§ YOUR GOAL
Leaving the pictures aside, transcribe every line below exactly.

# # #

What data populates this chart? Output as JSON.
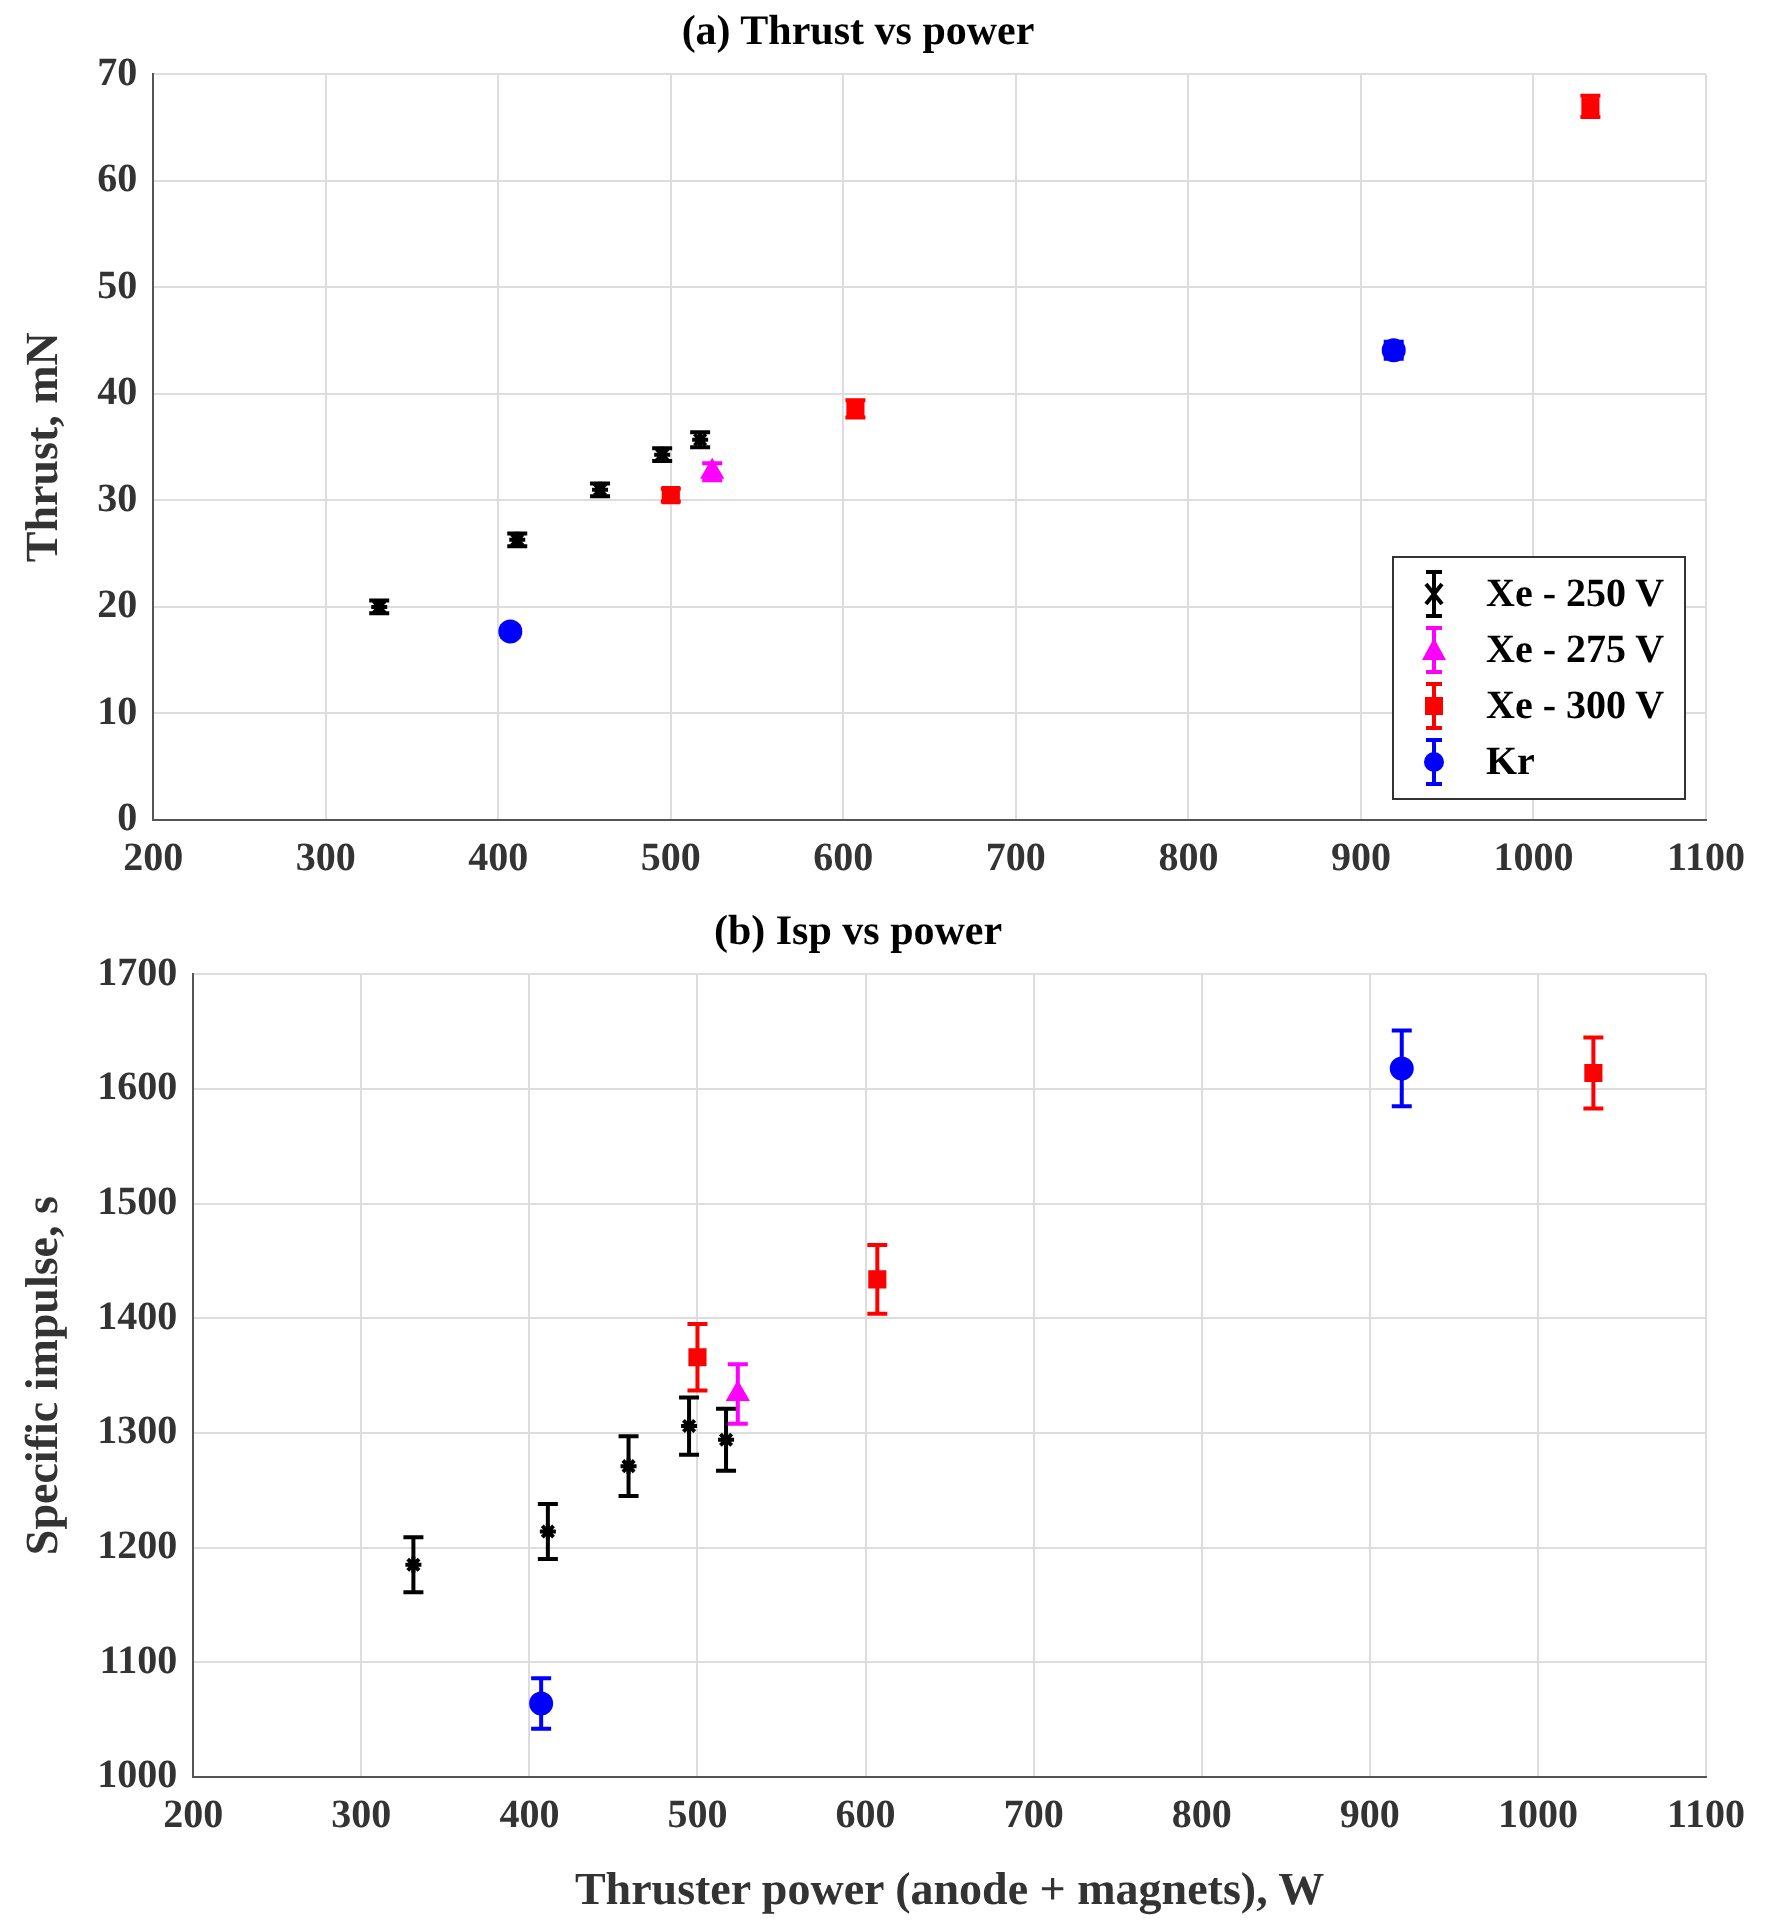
{
  "chart_data": [
    {
      "type": "scatter",
      "title": "(a) Thrust vs power",
      "ylabel": "Thrust, mN",
      "xlim": [
        200,
        1100
      ],
      "xticks": [
        200,
        300,
        400,
        500,
        600,
        700,
        800,
        900,
        1000,
        1100
      ],
      "ylim": [
        0,
        70
      ],
      "yticks": [
        0,
        10,
        20,
        30,
        40,
        50,
        60,
        70
      ],
      "grid": true,
      "legend": "bottom right",
      "series": [
        {
          "name": "Xe - 250 V",
          "color": "#000000",
          "marker": "cross",
          "x": [
            331,
            411,
            459,
            495,
            517
          ],
          "values": [
            20.0,
            26.3,
            31.0,
            34.3,
            35.7
          ],
          "errors": [
            0.6,
            0.6,
            0.6,
            0.6,
            0.7
          ]
        },
        {
          "name": "Xe - 275 V",
          "color": "#ff00ff",
          "marker": "triangle",
          "x": [
            524
          ],
          "values": [
            32.7
          ],
          "errors": [
            0.8
          ]
        },
        {
          "name": "Xe - 300 V",
          "color": "#ff0000",
          "marker": "square",
          "x": [
            500,
            607,
            1033
          ],
          "values": [
            30.5,
            38.6,
            67.0
          ],
          "errors": [
            0.6,
            0.8,
            1.0
          ]
        },
        {
          "name": "Kr",
          "color": "#0000ff",
          "marker": "circle",
          "x": [
            407,
            919
          ],
          "values": [
            17.7,
            44.1
          ],
          "errors": [
            0.5,
            0.8
          ]
        }
      ]
    },
    {
      "type": "scatter",
      "title": "(b) Isp vs power",
      "xlabel": "Thruster power (anode + magnets), W",
      "ylabel": "Specific impulse, s",
      "xlim": [
        200,
        1100
      ],
      "xticks": [
        200,
        300,
        400,
        500,
        600,
        700,
        800,
        900,
        1000,
        1100
      ],
      "ylim": [
        1000,
        1700
      ],
      "yticks": [
        1000,
        1100,
        1200,
        1300,
        1400,
        1500,
        1600,
        1700
      ],
      "grid": true,
      "series": [
        {
          "color": "#000000",
          "marker": "cross",
          "x": [
            331,
            411,
            459,
            495,
            517
          ],
          "values": [
            1185,
            1214,
            1271,
            1306,
            1294
          ],
          "errors": [
            24,
            24,
            26,
            25,
            27
          ]
        },
        {
          "color": "#ff00ff",
          "marker": "triangle",
          "x": [
            524
          ],
          "values": [
            1334
          ],
          "errors": [
            26
          ]
        },
        {
          "color": "#ff0000",
          "marker": "square",
          "x": [
            500,
            607,
            1033
          ],
          "values": [
            1366,
            1434,
            1614
          ],
          "errors": [
            29,
            30,
            31
          ]
        },
        {
          "color": "#0000ff",
          "marker": "circle",
          "x": [
            407,
            919
          ],
          "values": [
            1064,
            1618
          ],
          "errors": [
            22,
            33
          ]
        }
      ]
    }
  ]
}
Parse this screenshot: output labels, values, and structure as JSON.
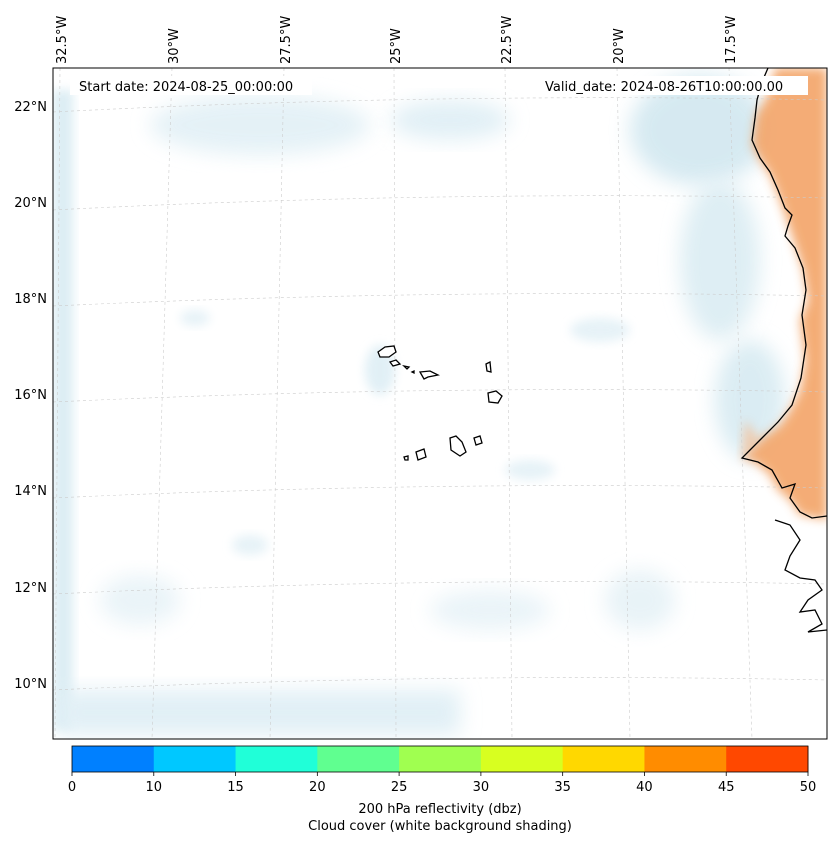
{
  "map": {
    "start_date_label": "Start date: 2024-08-25_00:00:00",
    "valid_date_label": "Valid_date: 2024-08-26T10:00:00.00",
    "lon_labels": [
      "32.5°W",
      "30°W",
      "27.5°W",
      "25°W",
      "22.5°W",
      "20°W",
      "17.5°W"
    ],
    "lat_labels": [
      "22°N",
      "20°N",
      "18°N",
      "16°N",
      "14°N",
      "12°N",
      "10°N"
    ]
  },
  "colorbar": {
    "ticks": [
      "0",
      "10",
      "15",
      "20",
      "25",
      "30",
      "35",
      "40",
      "45",
      "50"
    ],
    "colors": [
      "#0080ff",
      "#00c8ff",
      "#20ffd8",
      "#60ff90",
      "#a0ff50",
      "#d8ff20",
      "#ffd800",
      "#ff8c00",
      "#ff4800"
    ],
    "label_line1": "200 hPa reflectivity (dbz)",
    "label_line2": "Cloud cover (white background shading)"
  },
  "colors": {
    "cloud_shade": "#d6eaf2",
    "land_shade": "#f3a468",
    "coastline": "#000000",
    "gridline": "#cccccc"
  }
}
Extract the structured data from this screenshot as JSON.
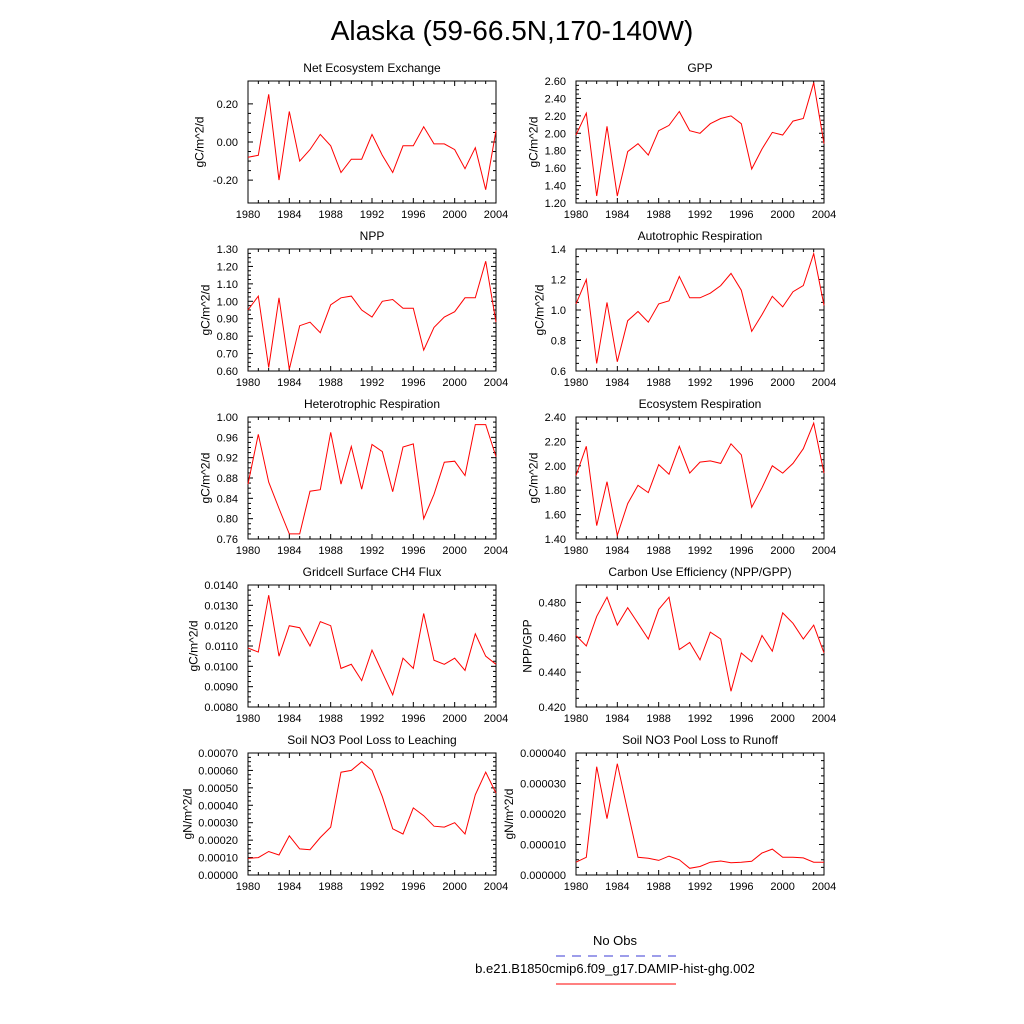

# # #

§ CORRECT RESULT
What data populates this chart? Output as JSON.
{
  "chart_data": [
    {
      "type": "scatter",
      "title": "(a) Thrust vs power",
      "ylabel": "Thrust, mN",
      "xlim": [
        200,
        1100
      ],
      "xticks": [
        200,
        300,
        400,
        500,
        600,
        700,
        800,
        900,
        1000,
        1100
      ],
      "ylim": [
        0,
        70
      ],
      "yticks": [
        0,
        10,
        20,
        30,
        40,
        50,
        60,
        70
      ],
      "grid": true,
      "legend": "bottom right",
      "series": [
        {
          "name": "Xe - 250 V",
          "color": "#000000",
          "marker": "cross",
          "x": [
            331,
            411,
            459,
            495,
            517
          ],
          "values": [
            20.0,
            26.3,
            31.0,
            34.3,
            35.7
          ],
          "errors": [
            0.6,
            0.6,
            0.6,
            0.6,
            0.7
          ]
        },
        {
          "name": "Xe - 275 V",
          "color": "#ff00ff",
          "marker": "triangle",
          "x": [
            524
          ],
          "values": [
            32.7
          ],
          "errors": [
            0.8
          ]
        },
        {
          "name": "Xe - 300 V",
          "color": "#ff0000",
          "marker": "square",
          "x": [
            500,
            607,
            1033
          ],
          "values": [
            30.5,
            38.6,
            67.0
          ],
          "errors": [
            0.6,
            0.8,
            1.0
          ]
        },
        {
          "name": "Kr",
          "color": "#0000ff",
          "marker": "circle",
          "x": [
            407,
            919
          ],
          "values": [
            17.7,
            44.1
          ],
          "errors": [
            0.5,
            0.8
          ]
        }
      ]
    },
    {
      "type": "scatter",
      "title": "(b) Isp vs power",
      "xlabel": "Thruster power (anode + magnets), W",
      "ylabel": "Specific impulse, s",
      "xlim": [
        200,
        1100
      ],
      "xticks": [
        200,
        300,
        400,
        500,
        600,
        700,
        800,
        900,
        1000,
        1100
      ],
      "ylim": [
        1000,
        1700
      ],
      "yticks": [
        1000,
        1100,
        1200,
        1300,
        1400,
        1500,
        1600,
        1700
      ],
      "grid": true,
      "series": [
        {
          "color": "#000000",
          "marker": "cross",
          "x": [
            331,
            411,
            459,
            495,
            517
          ],
          "values": [
            1185,
            1214,
            1271,
            1306,
            1294
          ],
          "errors": [
            24,
            24,
            26,
            25,
            27
          ]
        },
        {
          "color": "#ff00ff",
          "marker": "triangle",
          "x": [
            524
          ],
          "values": [
            1334
          ],
          "errors": [
            26
          ]
        },
        {
          "color": "#ff0000",
          "marker": "square",
          "x": [
            500,
            607,
            1033
          ],
          "values": [
            1366,
            1434,
            1614
          ],
          "errors": [
            29,
            30,
            31
          ]
        },
        {
          "color": "#0000ff",
          "marker": "circle",
          "x": [
            407,
            919
          ],
          "values": [
            1064,
            1618
          ],
          "errors": [
            22,
            33
          ]
        }
      ]
    }
  ]
}
Parse this screenshot: output labels, values, and structure as JSON.
{
  "map": {
    "start_date_label": "Start date: 2024-08-25_00:00:00",
    "valid_date_label": "Valid_date: 2024-08-26T10:00:00.00",
    "lon_labels": [
      "32.5°W",
      "30°W",
      "27.5°W",
      "25°W",
      "22.5°W",
      "20°W",
      "17.5°W"
    ],
    "lat_labels": [
      "22°N",
      "20°N",
      "18°N",
      "16°N",
      "14°N",
      "12°N",
      "10°N"
    ]
  },
  "colorbar": {
    "ticks": [
      "0",
      "10",
      "15",
      "20",
      "25",
      "30",
      "35",
      "40",
      "45",
      "50"
    ],
    "colors": [
      "#0080ff",
      "#00c8ff",
      "#20ffd8",
      "#60ff90",
      "#a0ff50",
      "#d8ff20",
      "#ffd800",
      "#ff8c00",
      "#ff4800"
    ],
    "label_line1": "200 hPa reflectivity (dbz)",
    "label_line2": "Cloud cover (white background shading)"
  },
  "colors": {
    "cloud_shade": "#d6eaf2",
    "land_shade": "#f3a468",
    "coastline": "#000000",
    "gridline": "#cccccc"
  }
}
Extract the structured data from this screenshot as JSON.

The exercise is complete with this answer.